START
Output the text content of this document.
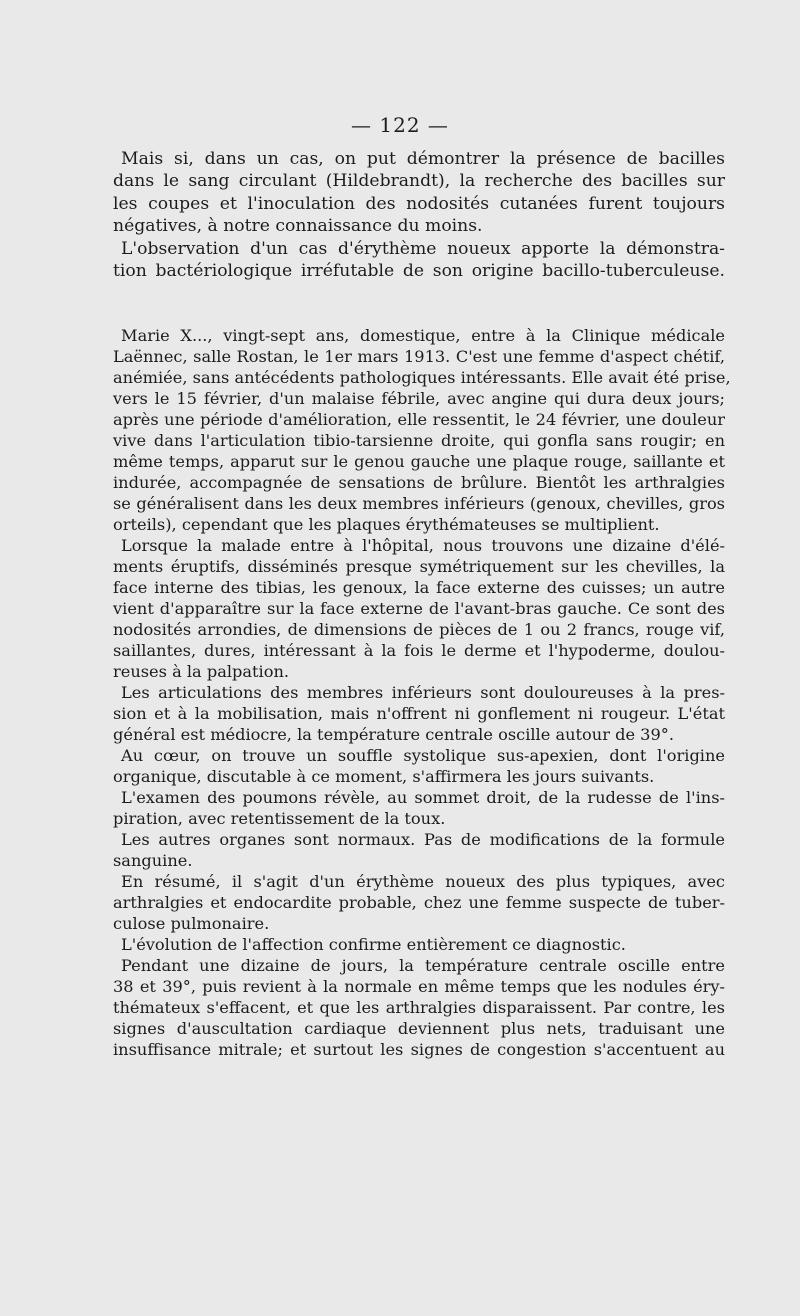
— 122 —
Mais si, dans un cas, on put démontrer la présence de bacilles
dans le sang circulant (Hildebrandt), la recherche des bacilles sur
les coupes et l'inoculation des nodosités cutanées furent toujours
négatives, à notre connaissance du moins.
L'observation d'un cas d'érythème noueux apporte la démonstra-
tion bactériologique irréfutable de son origine bacillo-tuberculeuse.
Marie X..., vingt-sept ans, domestique, entre à la Clinique médicale
Laënnec, salle Rostan, le 1er mars 1913. C'est une femme d'aspect chétif,
anémiée, sans antécédents pathologiques intéressants. Elle avait été prise,
vers le 15 février, d'un malaise fébrile, avec angine qui dura deux jours;
après une période d'amélioration, elle ressentit, le 24 février, une douleur
vive dans l'articulation tibio-tarsienne droite, qui gonfla sans rougir; en
même temps, apparut sur le genou gauche une plaque rouge, saillante et
indurée, accompagnée de sensations de brûlure. Bientôt les arthralgies
se généralisent dans les deux membres inférieurs (genoux, chevilles, gros
orteils), cependant que les plaques érythémateuses se multiplient.
Lorsque la malade entre à l'hôpital, nous trouvons une dizaine d'élé-
ments éruptifs, disséminés presque symétriquement sur les chevilles, la
face interne des tibias, les genoux, la face externe des cuisses; un autre
vient d'apparaître sur la face externe de l'avant-bras gauche. Ce sont des
nodosités arrondies, de dimensions de pièces de 1 ou 2 francs, rouge vif,
saillantes, dures, intéressant à la fois le derme et l'hypoderme, doulou-
reuses à la palpation.
Les articulations des membres inférieurs sont douloureuses à la pres-
sion et à la mobilisation, mais n'offrent ni gonflement ni rougeur. L'état
général est médiocre, la température centrale oscille autour de 39°.
Au cœur, on trouve un souffle systolique sus-apexien, dont l'origine
organique, discutable à ce moment, s'affirmera les jours suivants.
L'examen des poumons révèle, au sommet droit, de la rudesse de l'ins-
piration, avec retentissement de la toux.
Les autres organes sont normaux. Pas de modifications de la formule
sanguine.
En résumé, il s'agit d'un érythème noueux des plus typiques, avec
arthralgies et endocardite probable, chez une femme suspecte de tuber-
culose pulmonaire.
L'évolution de l'affection confirme entièrement ce diagnostic.
Pendant une dizaine de jours, la température centrale oscille entre
38 et 39°, puis revient à la normale en même temps que les nodules éry-
thémateux s'effacent, et que les arthralgies disparaissent. Par contre, les
signes d'auscultation cardiaque deviennent plus nets, traduisant une
insuffisance mitrale; et surtout les signes de congestion s'accentuent au
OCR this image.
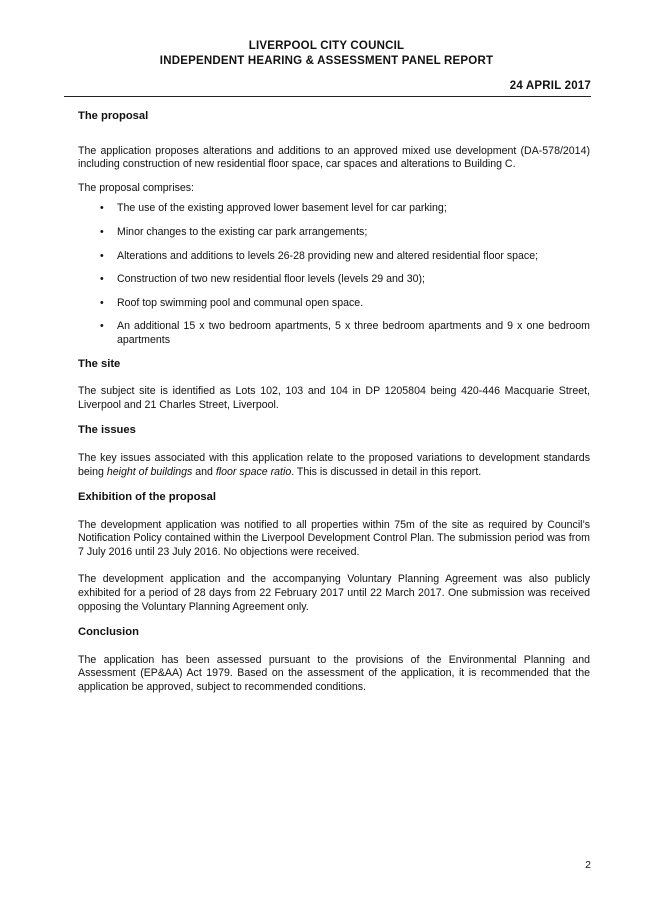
LIVERPOOL CITY COUNCIL
INDEPENDENT HEARING & ASSESSMENT PANEL REPORT
24 APRIL 2017
The proposal

The application proposes alterations and additions to an approved mixed use development (DA-578/2014) including construction of new residential floor space, car spaces and alterations to Building C.

The proposal comprises:

• The use of the existing approved lower basement level for car parking;
• Minor changes to the existing car park arrangements;
• Alterations and additions to levels 26-28 providing new and altered residential floor space;
• Construction of two new residential floor levels (levels 29 and 30);
• Roof top swimming pool and communal open space.
• An additional 15 x two bedroom apartments, 5 x three bedroom apartments and 9 x one bedroom apartments
The site

The subject site is identified as Lots 102, 103 and 104 in DP 1205804 being 420-446 Macquarie Street, Liverpool and 21 Charles Street, Liverpool.

The issues

The key issues associated with this application relate to the proposed variations to development standards being height of buildings and floor space ratio. This is discussed in detail in this report.

Exhibition of the proposal

The development application was notified to all properties within 75m of the site as required by Council’s Notification Policy contained within the Liverpool Development Control Plan. The submission period was from 7 July 2016 until 23 July 2016. No objections were received.

The development application and the accompanying Voluntary Planning Agreement was also publicly exhibited for a period of 28 days from 22 February 2017 until 22 March 2017. One submission was received opposing the Voluntary Planning Agreement only.

Conclusion

The application has been assessed pursuant to the provisions of the Environmental Planning and Assessment (EP&AA) Act 1979. Based on the assessment of the application, it is recommended that the application be approved, subject to recommended conditions.

2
END
### Problem details
From the entries above, copy out every line where the string "plus" appears.

### Finished answer
En résumé, il s'agit d'un érythème noueux des plus typiques, avec
signes d'auscultation cardiaque deviennent plus nets, traduisant une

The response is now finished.